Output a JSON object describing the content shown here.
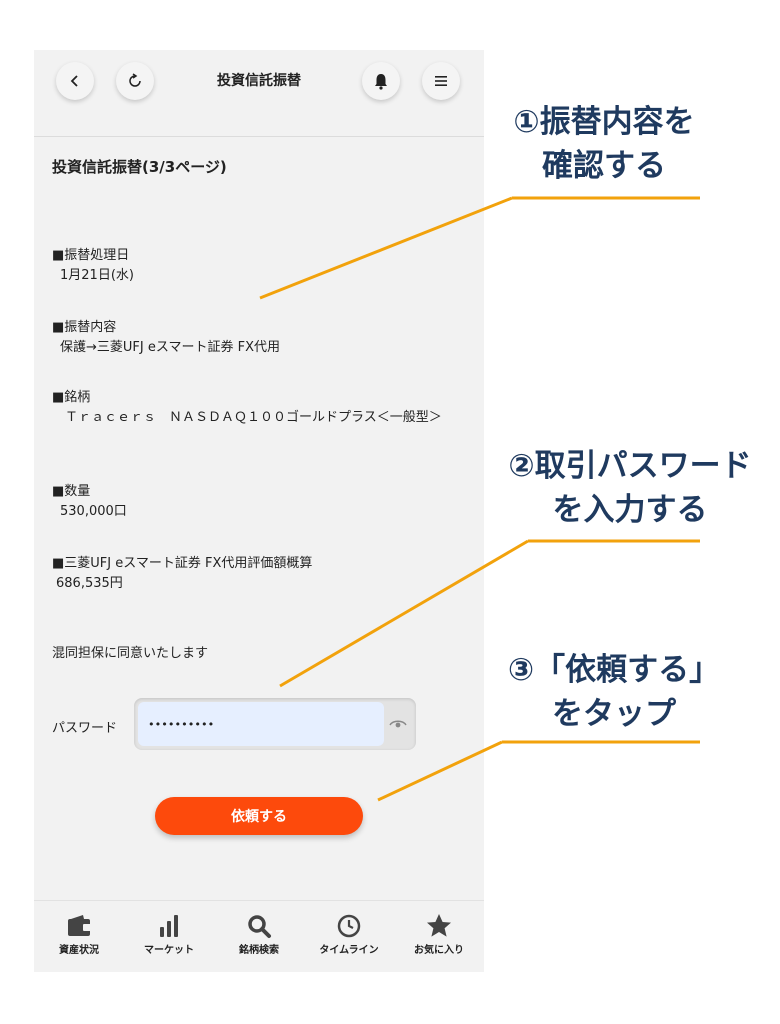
{
  "header": {
    "title": "投資信託振替",
    "back_icon": "chevron-left-icon",
    "refresh_icon": "refresh-icon",
    "bell_icon": "bell-icon",
    "menu_icon": "hamburger-menu-icon"
  },
  "page_title": "投資信託振替(3/3ページ)",
  "sections": [
    {
      "label": "■振替処理日",
      "value": "1月21日(水)"
    },
    {
      "label": "■振替内容",
      "value": "保護→三菱UFJ eスマート証券 FX代用"
    },
    {
      "label": "■銘柄",
      "value": "　Ｔｒａｃｅｒｓ　ＮＡＳＤＡＱ１００ゴールドプラス＜一般型＞"
    },
    {
      "label": "■数量",
      "value": "530,000口"
    },
    {
      "label": "■三菱UFJ eスマート証券 FX代用評価額概算",
      "value": "686,535円"
    }
  ],
  "consent_text": "混同担保に同意いたします",
  "password": {
    "label": "パスワード",
    "value": "••••••••••",
    "toggle_icon": "eye-icon"
  },
  "submit_label": "依頼する",
  "tabbar": [
    {
      "label": "資産状況",
      "icon": "wallet-icon"
    },
    {
      "label": "マーケット",
      "icon": "bar-chart-icon"
    },
    {
      "label": "銘柄検索",
      "icon": "search-icon"
    },
    {
      "label": "タイムライン",
      "icon": "clock-icon"
    },
    {
      "label": "お気に入り",
      "icon": "star-icon"
    }
  ],
  "annotations": [
    {
      "line1": "①振替内容を",
      "line2": "確認する"
    },
    {
      "line1": "②取引パスワード",
      "line2": "を入力する"
    },
    {
      "line1": "③「依頼する」",
      "line2": "をタップ"
    }
  ],
  "colors": {
    "accent": "#fd4a0c",
    "annotation_text": "#1f3a5f",
    "annotation_line": "#f2a20c",
    "input_bg": "#e6efff"
  }
}
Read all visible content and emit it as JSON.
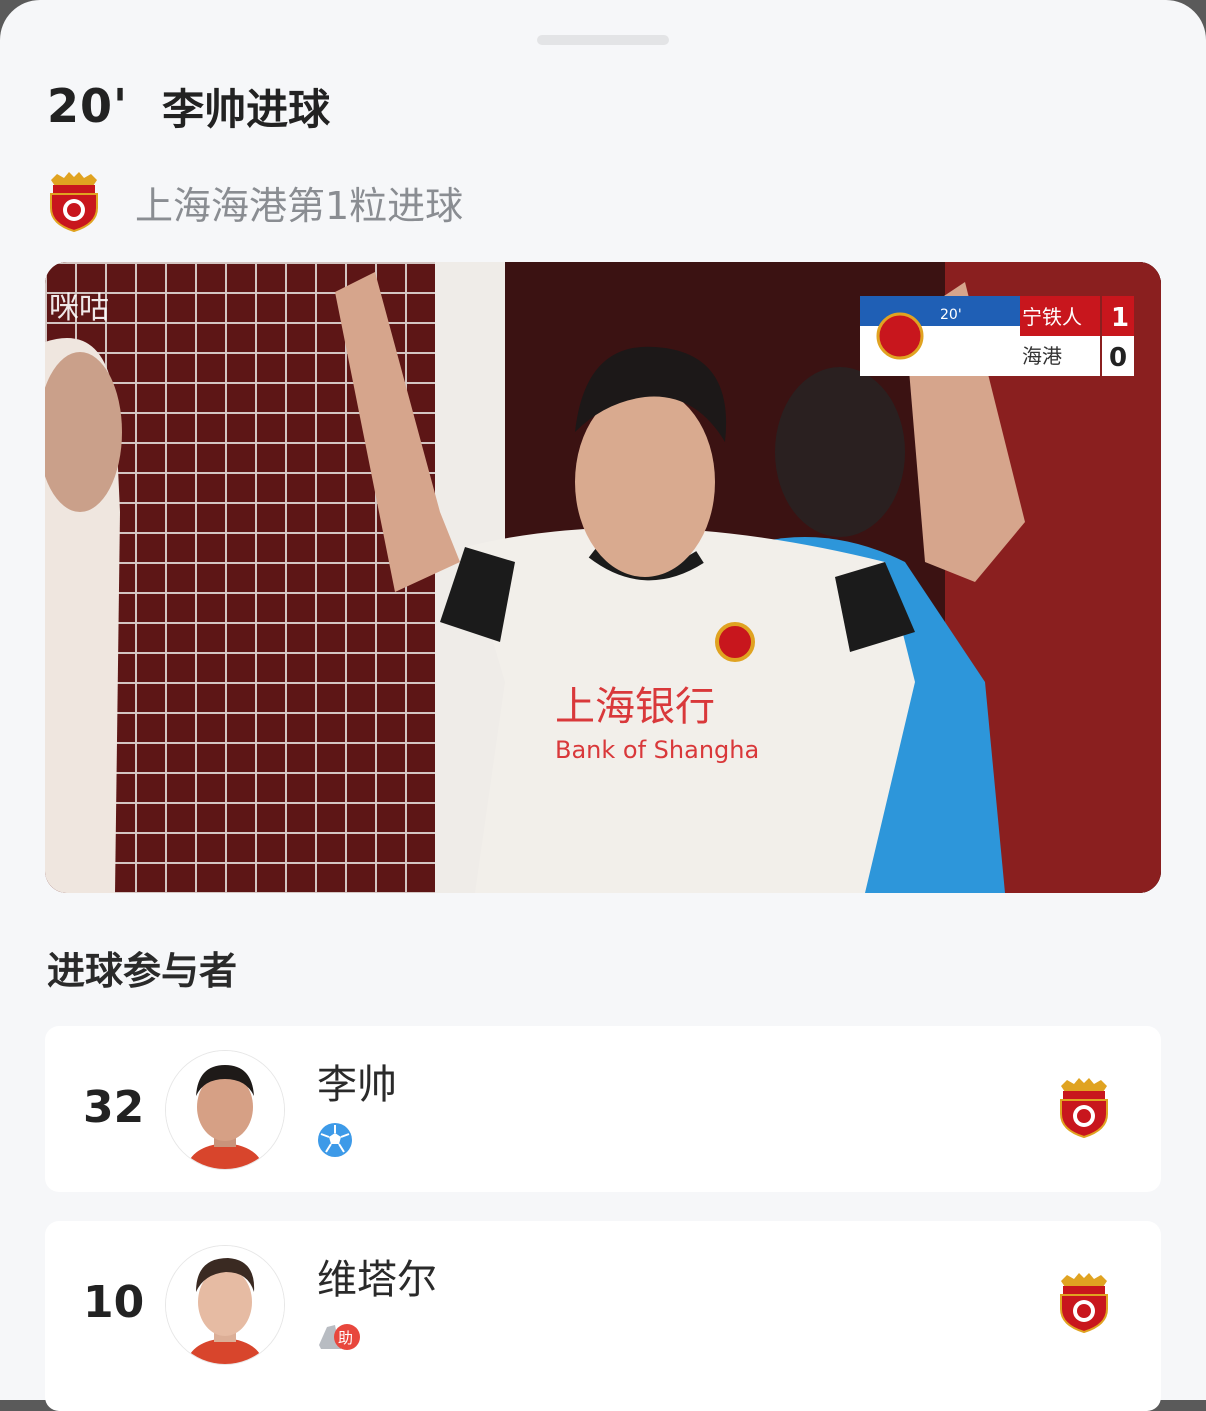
{
  "header": {
    "minute": "20'",
    "title": "李帅进球"
  },
  "team_line": {
    "text": "上海海港第1粒进球",
    "crest_icon": "shanghai-port-crest"
  },
  "video": {
    "watermark": "咪咕",
    "scoreboard": {
      "time": "20'",
      "home_team": "宁铁人",
      "home_score": "1",
      "away_team": "海港",
      "away_score": "0"
    },
    "sponsor_cn": "上海银行",
    "sponsor_en": "Bank of Shangha"
  },
  "section_title": "进球参与者",
  "participants": [
    {
      "number": "32",
      "name": "李帅",
      "action_icon": "football-icon"
    },
    {
      "number": "10",
      "name": "维塔尔",
      "action_icon": "assist-boot-icon",
      "assist_badge": "助"
    }
  ],
  "colors": {
    "brand_red": "#c8161d",
    "crest_gold": "#e0a321",
    "ball_blue": "#3d9ae8",
    "assist_red": "#e8473d"
  }
}
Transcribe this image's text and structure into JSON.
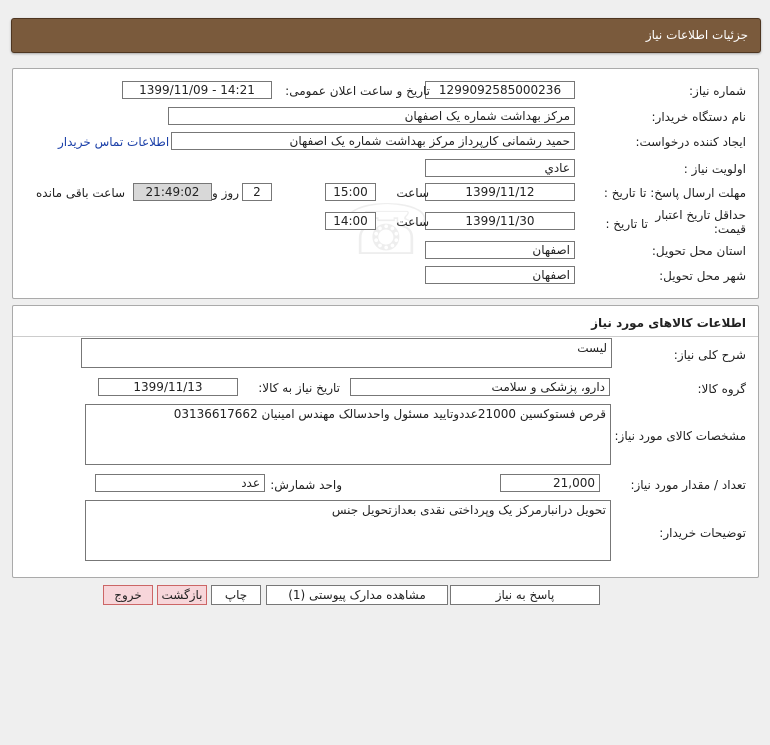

--*--

WHAT TO WORK ON » Say how many lines in the entries contain the string "投資信託振替", and leave out everything else.

RESPONSE TO THE TASK » 2